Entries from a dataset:
******

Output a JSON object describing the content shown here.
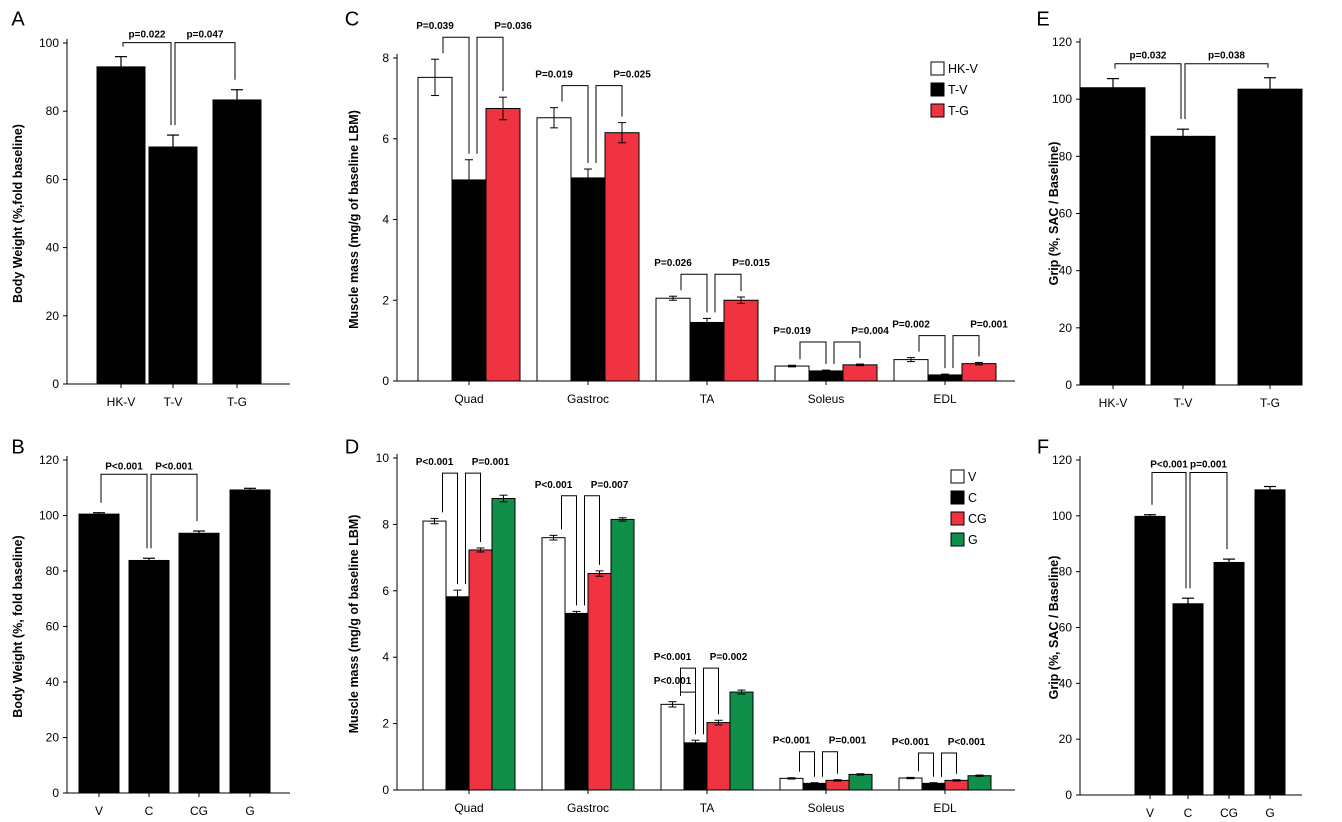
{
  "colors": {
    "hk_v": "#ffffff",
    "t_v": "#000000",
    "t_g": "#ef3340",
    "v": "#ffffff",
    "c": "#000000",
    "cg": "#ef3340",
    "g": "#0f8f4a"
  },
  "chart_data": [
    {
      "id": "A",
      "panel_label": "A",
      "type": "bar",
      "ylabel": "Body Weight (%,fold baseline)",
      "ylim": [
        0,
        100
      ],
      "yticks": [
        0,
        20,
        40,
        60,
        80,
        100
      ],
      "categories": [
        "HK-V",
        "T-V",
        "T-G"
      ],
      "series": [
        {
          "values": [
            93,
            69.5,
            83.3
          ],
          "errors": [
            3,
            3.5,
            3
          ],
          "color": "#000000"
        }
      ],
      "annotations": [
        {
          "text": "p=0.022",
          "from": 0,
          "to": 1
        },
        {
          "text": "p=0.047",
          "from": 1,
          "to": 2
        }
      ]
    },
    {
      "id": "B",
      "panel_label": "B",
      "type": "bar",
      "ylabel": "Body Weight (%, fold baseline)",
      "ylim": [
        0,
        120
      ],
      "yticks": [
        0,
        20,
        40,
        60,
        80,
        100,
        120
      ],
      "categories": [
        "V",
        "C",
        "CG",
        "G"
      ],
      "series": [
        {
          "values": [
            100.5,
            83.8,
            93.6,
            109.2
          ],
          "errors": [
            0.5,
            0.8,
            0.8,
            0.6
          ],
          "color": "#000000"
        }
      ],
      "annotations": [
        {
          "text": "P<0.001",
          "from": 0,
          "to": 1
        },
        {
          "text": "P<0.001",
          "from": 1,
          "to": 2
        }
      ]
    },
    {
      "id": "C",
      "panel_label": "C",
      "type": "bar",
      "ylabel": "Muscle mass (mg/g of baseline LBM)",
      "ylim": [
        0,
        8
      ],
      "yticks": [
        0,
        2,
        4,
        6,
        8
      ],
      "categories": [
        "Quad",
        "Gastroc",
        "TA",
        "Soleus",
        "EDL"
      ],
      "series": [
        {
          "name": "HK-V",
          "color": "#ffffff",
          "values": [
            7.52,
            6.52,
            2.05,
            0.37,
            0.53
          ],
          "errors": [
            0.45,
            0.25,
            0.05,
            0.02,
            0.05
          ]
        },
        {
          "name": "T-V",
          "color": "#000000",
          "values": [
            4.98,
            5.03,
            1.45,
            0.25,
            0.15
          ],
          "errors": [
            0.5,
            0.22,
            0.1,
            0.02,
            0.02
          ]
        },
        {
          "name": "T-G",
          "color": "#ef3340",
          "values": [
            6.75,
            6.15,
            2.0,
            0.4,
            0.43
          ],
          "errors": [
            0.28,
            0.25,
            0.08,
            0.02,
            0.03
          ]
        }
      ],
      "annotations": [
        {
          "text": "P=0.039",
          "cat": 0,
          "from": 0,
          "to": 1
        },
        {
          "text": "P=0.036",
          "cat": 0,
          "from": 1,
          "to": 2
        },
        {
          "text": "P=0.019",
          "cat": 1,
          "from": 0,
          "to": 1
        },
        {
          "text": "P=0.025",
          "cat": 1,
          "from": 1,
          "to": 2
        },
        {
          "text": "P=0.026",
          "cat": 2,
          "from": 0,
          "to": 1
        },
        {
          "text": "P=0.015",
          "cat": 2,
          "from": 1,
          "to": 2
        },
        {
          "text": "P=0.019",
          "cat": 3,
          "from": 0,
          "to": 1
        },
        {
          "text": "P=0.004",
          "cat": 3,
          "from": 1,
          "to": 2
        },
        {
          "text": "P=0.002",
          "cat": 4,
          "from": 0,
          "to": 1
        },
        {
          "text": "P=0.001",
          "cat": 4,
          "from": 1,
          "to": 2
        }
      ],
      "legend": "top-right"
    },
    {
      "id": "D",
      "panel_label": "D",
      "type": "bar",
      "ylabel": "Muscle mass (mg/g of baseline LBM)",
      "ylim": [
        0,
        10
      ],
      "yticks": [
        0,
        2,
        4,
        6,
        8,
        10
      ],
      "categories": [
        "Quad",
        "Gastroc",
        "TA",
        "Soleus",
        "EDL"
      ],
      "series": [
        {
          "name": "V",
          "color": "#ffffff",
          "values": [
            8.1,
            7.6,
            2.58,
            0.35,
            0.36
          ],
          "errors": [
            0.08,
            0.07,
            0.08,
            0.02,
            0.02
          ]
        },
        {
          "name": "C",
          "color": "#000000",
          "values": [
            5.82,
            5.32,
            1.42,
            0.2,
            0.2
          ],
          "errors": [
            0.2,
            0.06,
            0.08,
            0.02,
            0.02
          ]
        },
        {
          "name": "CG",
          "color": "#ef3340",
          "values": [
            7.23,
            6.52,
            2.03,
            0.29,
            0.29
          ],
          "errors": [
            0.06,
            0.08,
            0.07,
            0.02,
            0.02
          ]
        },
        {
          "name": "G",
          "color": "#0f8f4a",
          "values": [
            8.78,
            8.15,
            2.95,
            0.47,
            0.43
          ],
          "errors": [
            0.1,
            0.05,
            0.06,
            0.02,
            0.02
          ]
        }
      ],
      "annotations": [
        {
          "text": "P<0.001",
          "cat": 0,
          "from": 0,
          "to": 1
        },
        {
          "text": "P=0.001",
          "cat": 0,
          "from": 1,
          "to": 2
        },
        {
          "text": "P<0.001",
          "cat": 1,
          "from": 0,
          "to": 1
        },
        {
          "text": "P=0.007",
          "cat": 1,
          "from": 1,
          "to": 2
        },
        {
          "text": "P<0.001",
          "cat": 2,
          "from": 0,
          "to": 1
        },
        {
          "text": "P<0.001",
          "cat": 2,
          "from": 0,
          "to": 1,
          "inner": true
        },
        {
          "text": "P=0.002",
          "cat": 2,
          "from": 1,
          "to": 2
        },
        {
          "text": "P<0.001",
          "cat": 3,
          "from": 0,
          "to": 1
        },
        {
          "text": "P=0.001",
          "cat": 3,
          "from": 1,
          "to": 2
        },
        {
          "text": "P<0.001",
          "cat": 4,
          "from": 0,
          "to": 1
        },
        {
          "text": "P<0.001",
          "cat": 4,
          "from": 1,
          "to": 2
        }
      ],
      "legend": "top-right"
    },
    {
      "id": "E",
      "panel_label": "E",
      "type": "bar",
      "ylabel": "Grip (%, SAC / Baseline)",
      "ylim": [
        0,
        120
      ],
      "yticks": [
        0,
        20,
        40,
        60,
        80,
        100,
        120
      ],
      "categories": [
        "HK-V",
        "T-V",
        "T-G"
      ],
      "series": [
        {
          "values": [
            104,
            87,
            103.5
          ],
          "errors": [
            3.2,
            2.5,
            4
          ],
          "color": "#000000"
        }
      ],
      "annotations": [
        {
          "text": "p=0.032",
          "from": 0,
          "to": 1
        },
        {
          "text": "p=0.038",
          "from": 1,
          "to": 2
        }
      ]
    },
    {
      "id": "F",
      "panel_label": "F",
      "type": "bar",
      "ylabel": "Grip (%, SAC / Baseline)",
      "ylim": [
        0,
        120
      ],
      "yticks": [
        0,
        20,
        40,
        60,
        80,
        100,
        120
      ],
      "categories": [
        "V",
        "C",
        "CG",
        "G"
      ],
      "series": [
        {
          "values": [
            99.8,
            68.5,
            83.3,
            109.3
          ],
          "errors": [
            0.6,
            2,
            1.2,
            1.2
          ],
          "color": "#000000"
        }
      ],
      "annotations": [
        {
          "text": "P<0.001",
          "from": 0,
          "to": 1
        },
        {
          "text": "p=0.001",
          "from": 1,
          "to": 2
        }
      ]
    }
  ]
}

******

### What you should do:
Repeat the records in full, exactly as they appear, without the pictures.

### Exercise solution:
Output a JSON object describing the content shown here.
{
  "colors": {
    "hk_v": "#ffffff",
    "t_v": "#000000",
    "t_g": "#ef3340",
    "v": "#ffffff",
    "c": "#000000",
    "cg": "#ef3340",
    "g": "#0f8f4a"
  },
  "chart_data": [
    {
      "id": "A",
      "panel_label": "A",
      "type": "bar",
      "ylabel": "Body Weight (%,fold baseline)",
      "ylim": [
        0,
        100
      ],
      "yticks": [
        0,
        20,
        40,
        60,
        80,
        100
      ],
      "categories": [
        "HK-V",
        "T-V",
        "T-G"
      ],
      "series": [
        {
          "values": [
            93,
            69.5,
            83.3
          ],
          "errors": [
            3,
            3.5,
            3
          ],
          "color": "#000000"
        }
      ],
      "annotations": [
        {
          "text": "p=0.022",
          "from": 0,
          "to": 1
        },
        {
          "text": "p=0.047",
          "from": 1,
          "to": 2
        }
      ]
    },
    {
      "id": "B",
      "panel_label": "B",
      "type": "bar",
      "ylabel": "Body Weight (%, fold baseline)",
      "ylim": [
        0,
        120
      ],
      "yticks": [
        0,
        20,
        40,
        60,
        80,
        100,
        120
      ],
      "categories": [
        "V",
        "C",
        "CG",
        "G"
      ],
      "series": [
        {
          "values": [
            100.5,
            83.8,
            93.6,
            109.2
          ],
          "errors": [
            0.5,
            0.8,
            0.8,
            0.6
          ],
          "color": "#000000"
        }
      ],
      "annotations": [
        {
          "text": "P<0.001",
          "from": 0,
          "to": 1
        },
        {
          "text": "P<0.001",
          "from": 1,
          "to": 2
        }
      ]
    },
    {
      "id": "C",
      "panel_label": "C",
      "type": "bar",
      "ylabel": "Muscle mass (mg/g of baseline LBM)",
      "ylim": [
        0,
        8
      ],
      "yticks": [
        0,
        2,
        4,
        6,
        8
      ],
      "categories": [
        "Quad",
        "Gastroc",
        "TA",
        "Soleus",
        "EDL"
      ],
      "series": [
        {
          "name": "HK-V",
          "color": "#ffffff",
          "values": [
            7.52,
            6.52,
            2.05,
            0.37,
            0.53
          ],
          "errors": [
            0.45,
            0.25,
            0.05,
            0.02,
            0.05
          ]
        },
        {
          "name": "T-V",
          "color": "#000000",
          "values": [
            4.98,
            5.03,
            1.45,
            0.25,
            0.15
          ],
          "errors": [
            0.5,
            0.22,
            0.1,
            0.02,
            0.02
          ]
        },
        {
          "name": "T-G",
          "color": "#ef3340",
          "values": [
            6.75,
            6.15,
            2.0,
            0.4,
            0.43
          ],
          "errors": [
            0.28,
            0.25,
            0.08,
            0.02,
            0.03
          ]
        }
      ],
      "annotations": [
        {
          "text": "P=0.039",
          "cat": 0,
          "from": 0,
          "to": 1
        },
        {
          "text": "P=0.036",
          "cat": 0,
          "from": 1,
          "to": 2
        },
        {
          "text": "P=0.019",
          "cat": 1,
          "from": 0,
          "to": 1
        },
        {
          "text": "P=0.025",
          "cat": 1,
          "from": 1,
          "to": 2
        },
        {
          "text": "P=0.026",
          "cat": 2,
          "from": 0,
          "to": 1
        },
        {
          "text": "P=0.015",
          "cat": 2,
          "from": 1,
          "to": 2
        },
        {
          "text": "P=0.019",
          "cat": 3,
          "from": 0,
          "to": 1
        },
        {
          "text": "P=0.004",
          "cat": 3,
          "from": 1,
          "to": 2
        },
        {
          "text": "P=0.002",
          "cat": 4,
          "from": 0,
          "to": 1
        },
        {
          "text": "P=0.001",
          "cat": 4,
          "from": 1,
          "to": 2
        }
      ],
      "legend": "top-right"
    },
    {
      "id": "D",
      "panel_label": "D",
      "type": "bar",
      "ylabel": "Muscle mass (mg/g of baseline LBM)",
      "ylim": [
        0,
        10
      ],
      "yticks": [
        0,
        2,
        4,
        6,
        8,
        10
      ],
      "categories": [
        "Quad",
        "Gastroc",
        "TA",
        "Soleus",
        "EDL"
      ],
      "series": [
        {
          "name": "V",
          "color": "#ffffff",
          "values": [
            8.1,
            7.6,
            2.58,
            0.35,
            0.36
          ],
          "errors": [
            0.08,
            0.07,
            0.08,
            0.02,
            0.02
          ]
        },
        {
          "name": "C",
          "color": "#000000",
          "values": [
            5.82,
            5.32,
            1.42,
            0.2,
            0.2
          ],
          "errors": [
            0.2,
            0.06,
            0.08,
            0.02,
            0.02
          ]
        },
        {
          "name": "CG",
          "color": "#ef3340",
          "values": [
            7.23,
            6.52,
            2.03,
            0.29,
            0.29
          ],
          "errors": [
            0.06,
            0.08,
            0.07,
            0.02,
            0.02
          ]
        },
        {
          "name": "G",
          "color": "#0f8f4a",
          "values": [
            8.78,
            8.15,
            2.95,
            0.47,
            0.43
          ],
          "errors": [
            0.1,
            0.05,
            0.06,
            0.02,
            0.02
          ]
        }
      ],
      "annotations": [
        {
          "text": "P<0.001",
          "cat": 0,
          "from": 0,
          "to": 1
        },
        {
          "text": "P=0.001",
          "cat": 0,
          "from": 1,
          "to": 2
        },
        {
          "text": "P<0.001",
          "cat": 1,
          "from": 0,
          "to": 1
        },
        {
          "text": "P=0.007",
          "cat": 1,
          "from": 1,
          "to": 2
        },
        {
          "text": "P<0.001",
          "cat": 2,
          "from": 0,
          "to": 1
        },
        {
          "text": "P<0.001",
          "cat": 2,
          "from": 0,
          "to": 1,
          "inner": true
        },
        {
          "text": "P=0.002",
          "cat": 2,
          "from": 1,
          "to": 2
        },
        {
          "text": "P<0.001",
          "cat": 3,
          "from": 0,
          "to": 1
        },
        {
          "text": "P=0.001",
          "cat": 3,
          "from": 1,
          "to": 2
        },
        {
          "text": "P<0.001",
          "cat": 4,
          "from": 0,
          "to": 1
        },
        {
          "text": "P<0.001",
          "cat": 4,
          "from": 1,
          "to": 2
        }
      ],
      "legend": "top-right"
    },
    {
      "id": "E",
      "panel_label": "E",
      "type": "bar",
      "ylabel": "Grip (%, SAC / Baseline)",
      "ylim": [
        0,
        120
      ],
      "yticks": [
        0,
        20,
        40,
        60,
        80,
        100,
        120
      ],
      "categories": [
        "HK-V",
        "T-V",
        "T-G"
      ],
      "series": [
        {
          "values": [
            104,
            87,
            103.5
          ],
          "errors": [
            3.2,
            2.5,
            4
          ],
          "color": "#000000"
        }
      ],
      "annotations": [
        {
          "text": "p=0.032",
          "from": 0,
          "to": 1
        },
        {
          "text": "p=0.038",
          "from": 1,
          "to": 2
        }
      ]
    },
    {
      "id": "F",
      "panel_label": "F",
      "type": "bar",
      "ylabel": "Grip (%, SAC / Baseline)",
      "ylim": [
        0,
        120
      ],
      "yticks": [
        0,
        20,
        40,
        60,
        80,
        100,
        120
      ],
      "categories": [
        "V",
        "C",
        "CG",
        "G"
      ],
      "series": [
        {
          "values": [
            99.8,
            68.5,
            83.3,
            109.3
          ],
          "errors": [
            0.6,
            2,
            1.2,
            1.2
          ],
          "color": "#000000"
        }
      ],
      "annotations": [
        {
          "text": "P<0.001",
          "from": 0,
          "to": 1
        },
        {
          "text": "p=0.001",
          "from": 1,
          "to": 2
        }
      ]
    }
  ]
}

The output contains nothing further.